──────── Exercise inputs

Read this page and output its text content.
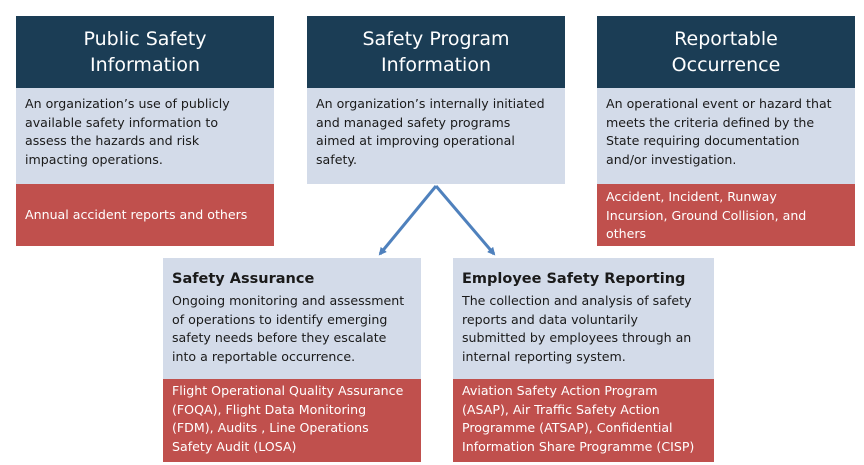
Public Safety
Information
An organization’s use of publicly
available safety information to
assess the hazards and risk
impacting operations.
Annual accident reports and others
Safety Program
Information
An organization’s internally initiated
and managed safety programs
aimed at improving operational
safety.
Reportable
Occurrence
An operational event or hazard that
meets the criteria defined by the
State requiring documentation
and/or investigation.
Accident, Incident, Runway
Incursion, Ground Collision, and
others
Safety Assurance
Ongoing monitoring and assessment
of operations to identify emerging
safety needs before they escalate
into a reportable occurrence.
Flight Operational Quality Assurance
(FOQA), Flight Data Monitoring
(FDM), Audits , Line Operations
Safety Audit (LOSA)
Employee Safety Reporting
The collection and analysis of safety
reports and data voluntarily
submitted by employees through an
internal reporting system.
Aviation Safety Action Program
(ASAP), Air Traffic Safety Action
Programme (ATSAP), Confidential
Information Share Programme (CISP)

────────────────

_Job_
All entries must be written out again exactly as given, with no pictures in the copy.

_Task output_
Read this page and output its text content.
Public Safety
Information
An organization’s use of publicly
available safety information to
assess the hazards and risk
impacting operations.
Annual accident reports and others
Safety Program
Information
An organization’s internally initiated
and managed safety programs
aimed at improving operational
safety.
Reportable
Occurrence
An operational event or hazard that
meets the criteria defined by the
State requiring documentation
and/or investigation.
Accident, Incident, Runway
Incursion, Ground Collision, and
others
Safety Assurance
Ongoing monitoring and assessment
of operations to identify emerging
safety needs before they escalate
into a reportable occurrence.
Flight Operational Quality Assurance
(FOQA), Flight Data Monitoring
(FDM), Audits , Line Operations
Safety Audit (LOSA)
Employee Safety Reporting
The collection and analysis of safety
reports and data voluntarily
submitted by employees through an
internal reporting system.
Aviation Safety Action Program
(ASAP), Air Traffic Safety Action
Programme (ATSAP), Confidential
Information Share Programme (CISP)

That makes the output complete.